**EXERCISE DETAILS:** Each line of the material must be returned exactly.

**Stored dataset items:**
----

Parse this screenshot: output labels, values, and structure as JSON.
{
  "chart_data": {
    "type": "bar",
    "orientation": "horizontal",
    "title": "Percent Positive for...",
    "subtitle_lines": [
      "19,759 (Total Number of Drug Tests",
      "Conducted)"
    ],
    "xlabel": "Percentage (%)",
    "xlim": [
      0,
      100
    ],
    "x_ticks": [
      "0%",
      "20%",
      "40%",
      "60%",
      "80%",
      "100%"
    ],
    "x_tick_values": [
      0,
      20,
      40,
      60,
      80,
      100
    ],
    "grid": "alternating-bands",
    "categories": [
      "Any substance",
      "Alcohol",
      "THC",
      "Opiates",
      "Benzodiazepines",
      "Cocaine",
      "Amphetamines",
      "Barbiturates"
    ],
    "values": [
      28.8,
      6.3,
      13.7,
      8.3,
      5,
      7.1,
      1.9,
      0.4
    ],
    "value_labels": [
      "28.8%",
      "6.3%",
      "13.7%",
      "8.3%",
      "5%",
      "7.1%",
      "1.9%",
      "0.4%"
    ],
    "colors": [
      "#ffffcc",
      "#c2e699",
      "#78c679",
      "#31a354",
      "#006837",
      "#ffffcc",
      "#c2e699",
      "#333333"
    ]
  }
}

----

**SOLVED EXERCISE:**
Parse this screenshot: output labels, values, and structure as JSON.
{
  "chart_data": {
    "type": "bar",
    "orientation": "horizontal",
    "title": "Percent Positive for...",
    "subtitle_lines": [
      "19,759 (Total Number of Drug Tests",
      "Conducted)"
    ],
    "xlabel": "Percentage (%)",
    "xlim": [
      0,
      100
    ],
    "x_ticks": [
      "0%",
      "20%",
      "40%",
      "60%",
      "80%",
      "100%"
    ],
    "x_tick_values": [
      0,
      20,
      40,
      60,
      80,
      100
    ],
    "grid": "alternating-bands",
    "categories": [
      "Any substance",
      "Alcohol",
      "THC",
      "Opiates",
      "Benzodiazepines",
      "Cocaine",
      "Amphetamines",
      "Barbiturates"
    ],
    "values": [
      28.8,
      6.3,
      13.7,
      8.3,
      5,
      7.1,
      1.9,
      0.4
    ],
    "value_labels": [
      "28.8%",
      "6.3%",
      "13.7%",
      "8.3%",
      "5%",
      "7.1%",
      "1.9%",
      "0.4%"
    ],
    "colors": [
      "#ffffcc",
      "#c2e699",
      "#78c679",
      "#31a354",
      "#006837",
      "#ffffcc",
      "#c2e699",
      "#333333"
    ]
  }
}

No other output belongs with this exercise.